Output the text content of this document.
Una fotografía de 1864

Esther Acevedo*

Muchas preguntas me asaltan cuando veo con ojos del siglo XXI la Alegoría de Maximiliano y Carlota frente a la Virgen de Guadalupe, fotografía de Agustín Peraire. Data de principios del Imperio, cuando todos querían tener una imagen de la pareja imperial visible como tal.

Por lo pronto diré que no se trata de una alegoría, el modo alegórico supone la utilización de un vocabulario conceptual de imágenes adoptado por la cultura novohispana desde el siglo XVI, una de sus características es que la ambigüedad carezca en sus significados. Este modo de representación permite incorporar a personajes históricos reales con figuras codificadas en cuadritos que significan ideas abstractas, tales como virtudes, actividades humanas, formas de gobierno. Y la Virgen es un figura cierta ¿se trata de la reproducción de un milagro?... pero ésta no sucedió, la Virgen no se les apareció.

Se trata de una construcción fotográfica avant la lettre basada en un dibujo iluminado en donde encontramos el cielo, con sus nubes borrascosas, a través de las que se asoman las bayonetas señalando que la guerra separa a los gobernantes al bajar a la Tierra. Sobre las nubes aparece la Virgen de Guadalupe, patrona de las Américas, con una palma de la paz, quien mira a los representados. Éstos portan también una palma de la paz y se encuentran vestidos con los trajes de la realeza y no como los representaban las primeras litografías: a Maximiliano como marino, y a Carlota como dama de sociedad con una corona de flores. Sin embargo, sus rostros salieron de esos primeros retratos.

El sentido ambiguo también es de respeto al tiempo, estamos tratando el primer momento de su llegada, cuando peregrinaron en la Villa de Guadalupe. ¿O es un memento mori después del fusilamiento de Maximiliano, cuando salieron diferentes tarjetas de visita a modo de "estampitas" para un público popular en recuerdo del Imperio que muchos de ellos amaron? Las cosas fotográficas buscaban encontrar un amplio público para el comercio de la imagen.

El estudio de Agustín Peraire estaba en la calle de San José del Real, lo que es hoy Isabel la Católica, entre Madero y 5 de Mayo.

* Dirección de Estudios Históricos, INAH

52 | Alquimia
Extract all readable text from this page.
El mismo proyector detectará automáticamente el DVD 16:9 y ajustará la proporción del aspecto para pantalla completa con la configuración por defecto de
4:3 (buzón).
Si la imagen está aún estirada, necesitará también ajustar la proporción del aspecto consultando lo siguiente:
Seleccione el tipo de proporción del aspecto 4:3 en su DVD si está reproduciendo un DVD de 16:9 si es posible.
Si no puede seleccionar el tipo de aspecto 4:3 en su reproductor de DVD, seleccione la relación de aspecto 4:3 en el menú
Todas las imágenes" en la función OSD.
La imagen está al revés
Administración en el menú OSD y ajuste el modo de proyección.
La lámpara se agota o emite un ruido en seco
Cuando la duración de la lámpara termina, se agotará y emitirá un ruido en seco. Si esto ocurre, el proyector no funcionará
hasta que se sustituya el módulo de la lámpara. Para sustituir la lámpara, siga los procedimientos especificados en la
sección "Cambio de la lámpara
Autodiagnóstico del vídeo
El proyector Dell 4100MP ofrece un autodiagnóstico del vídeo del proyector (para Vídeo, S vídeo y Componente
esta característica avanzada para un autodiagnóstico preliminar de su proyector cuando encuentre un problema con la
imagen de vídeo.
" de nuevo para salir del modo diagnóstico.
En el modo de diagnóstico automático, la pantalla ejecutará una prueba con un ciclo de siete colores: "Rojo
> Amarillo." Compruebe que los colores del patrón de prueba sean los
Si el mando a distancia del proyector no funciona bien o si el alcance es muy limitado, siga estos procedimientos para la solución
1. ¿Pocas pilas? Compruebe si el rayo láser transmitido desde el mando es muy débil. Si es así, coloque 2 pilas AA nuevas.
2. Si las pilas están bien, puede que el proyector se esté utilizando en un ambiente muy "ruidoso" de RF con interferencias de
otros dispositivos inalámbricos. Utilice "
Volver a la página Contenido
* * *
- _What this task involves_
Lines from the one containing "Extract all readable text from this page." through the final line of the entries above are to be output exactly; omit all others.

- _Answer section_
Extract all readable text from this page.
El mismo proyector detectará automáticamente el DVD 16:9 y ajustará la proporción del aspecto para pantalla completa con la configuración por defecto de
4:3 (buzón).
Si la imagen está aún estirada, necesitará también ajustar la proporción del aspecto consultando lo siguiente:
Seleccione el tipo de proporción del aspecto 4:3 en su DVD si está reproduciendo un DVD de 16:9 si es posible.
Si no puede seleccionar el tipo de aspecto 4:3 en su reproductor de DVD, seleccione la relación de aspecto 4:3 en el menú
Todas las imágenes" en la función OSD.
La imagen está al revés
Administración en el menú OSD y ajuste el modo de proyección.
La lámpara se agota o emite un ruido en seco
Cuando la duración de la lámpara termina, se agotará y emitirá un ruido en seco. Si esto ocurre, el proyector no funcionará
hasta que se sustituya el módulo de la lámpara. Para sustituir la lámpara, siga los procedimientos especificados en la
sección "Cambio de la lámpara
Autodiagnóstico del vídeo
El proyector Dell 4100MP ofrece un autodiagnóstico del vídeo del proyector (para Vídeo, S vídeo y Componente
esta característica avanzada para un autodiagnóstico preliminar de su proyector cuando encuentre un problema con la
imagen de vídeo.
" de nuevo para salir del modo diagnóstico.
En el modo de diagnóstico automático, la pantalla ejecutará una prueba con un ciclo de siete colores: "Rojo
> Amarillo." Compruebe que los colores del patrón de prueba sean los
Si el mando a distancia del proyector no funciona bien o si el alcance es muy limitado, siga estos procedimientos para la solución
1. ¿Pocas pilas? Compruebe si el rayo láser transmitido desde el mando es muy débil. Si es así, coloque 2 pilas AA nuevas.
2. Si las pilas están bien, puede que el proyector se esté utilizando en un ambiente muy "ruidoso" de RF con interferencias de
otros dispositivos inalámbricos. Utilice "
Volver a la página Contenido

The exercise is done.